| Work instructions |
Below are some entries. Work out how many of their lines hold the word "pepper", and write that number alone.

| Provided records |

+ + + +

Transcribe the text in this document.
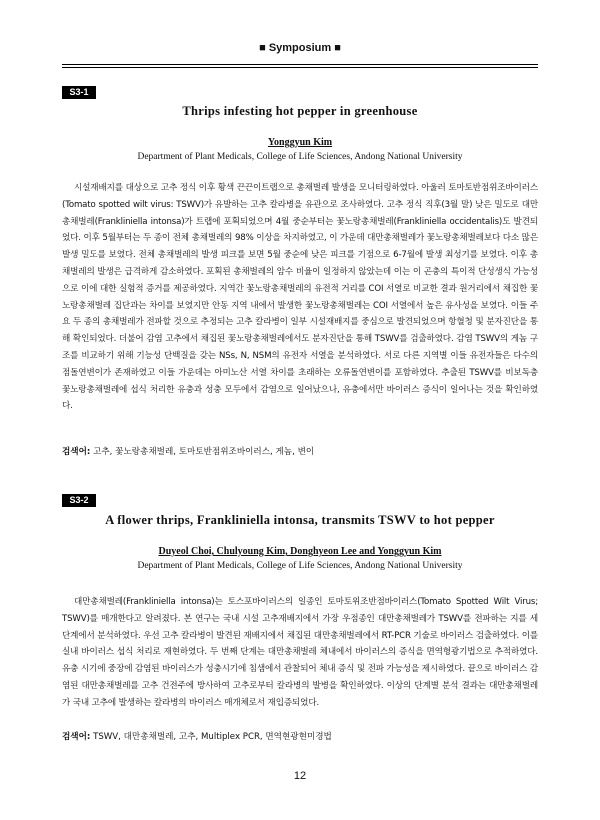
■ Symposium ■
S3-1
Thrips infesting hot pepper in greenhouse
Yonggyun Kim
Department of Plant Medicals, College of Life Sciences, Andong National University
시설재배지를 대상으로 고추 정식 이후 황색 끈끈이트랩으로 총채벌레 발생을 모니터링하였다. 아울러 토마토반점위조바이러스(Tomato spotted wilt virus: TSWV)가 유발하는 고추 칼라병을 유관으로 조사하였다. 고추 정식 직후(3월 말) 낮은 밀도로 대만총채벌레(Frankliniella intonsa)가 트랩에 포획되었으며 4월 중순부터는 꽃노랑총채벌레(Frankliniella occidentalis)도 발견되었다. 이후 5월부터는 두 종이 전체 총채벌레의 98% 이상을 차지하였고, 이 가운데 대만총채벌레가 꽃노랑총채벌레보다 다소 많은 발생 밀도를 보였다. 전체 총채벌레의 발생 피크를 보면 5월 중순에 낮은 피크를 기점으로 6-7월에 발생 최성기를 보였다. 이후 총채벌레의 발생은 급격하게 감소하였다. 포획된 총채벌레의 암수 비율이 일정하지 않았는데 이는 이 곤충의 특이적 단성생식 가능성으로 이에 대한 실험적 증거를 제공하였다. 지역간 꽃노랑총채벌레의 유전적 거리를 COI 서열로 비교한 결과 원거리에서 채집한 꽃노랑총채벌레 집단과는 차이를 보였지만 안동 지역 내에서 발생한 꽃노랑총채벌레는 COI 서열에서 높은 유사성을 보였다. 이들 주요 두 종의 총채벌레가 전파할 것으로 추정되는 고추 칼라병이 일부 시설재배지를 중심으로 발견되었으며 항혈청 및 분자진단을 통해 확인되었다. 더불어 감염 고추에서 채집된 꽃노랑총채벌레에서도 분자진단을 통해 TSWV를 검출하였다. 감염 TSWV의 게놈 구조를 비교하기 위해 기능성 단백질을 갖는 NSs, N, NSM의 유전자 서열을 분석하였다. 서로 다른 지역별 이들 유전자들은 다수의 점돌연변이가 존재하였고 이들 가운데는 아미노산 서열 차이를 초래하는 오류돌연변이를 포함하였다. 추출된 TSWV를 비보독충 꽃노랑총채벌레에 섭식 처리한 유충과 성충 모두에서 감염으로 일어났으나, 유충에서만 바이러스 증식이 일어나는 것을 확인하였다.
검색어: 고추, 꽃노랑총채벌레, 토마토반점위조바이러스, 게놈, 변이
S3-2
A flower thrips, Frankliniella intonsa, transmits TSWV to hot pepper
Duyeol Choi, Chulyoung Kim, Donghyeon Lee and Yonggyun Kim
Department of Plant Medicals, College of Life Sciences, Andong National University
대만총채벌레(Frankliniella intonsa)는 토스포바이러스의 일종인 토마토위조반점바이러스(Tomato Spotted Wilt Virus; TSWV)를 매개한다고 알려졌다. 본 연구는 국내 시설 고추재배지에서 가장 우점종인 대만총채벌레가 TSWV를 전파하는 지를 세 단계에서 분석하였다. 우선 고추 칼라병이 발견된 재배지에서 채집된 대만총채벌레에서 RT-PCR 기술로 바이러스 검출하였다. 이를 실내 바이러스 섭식 처리로 재현하였다. 두 번째 단계는 대만총채벌레 체내에서 바이러스의 증식을 면역형광기법으로 추적하였다. 유충 시기에 중장에 감염된 바이러스가 성충시기에 침샘에서 관찰되어 체내 증식 및 전파 가능성을 제시하였다. 끝으로 바이러스 감염된 대만총채벌레를 고추 건전주에 방사하여 고추로부터 칼라병의 발병을 확인하였다. 이상의 단계별 분석 결과는 대만총채벌레가 국내 고추에 발생하는 칼라병의 바이러스 매개체로서 재입증되었다.
검색어: TSWV, 대만총채벌레, 고추, Multiplex PCR, 면역현광현미경법
12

+ + + +

| Solution |
2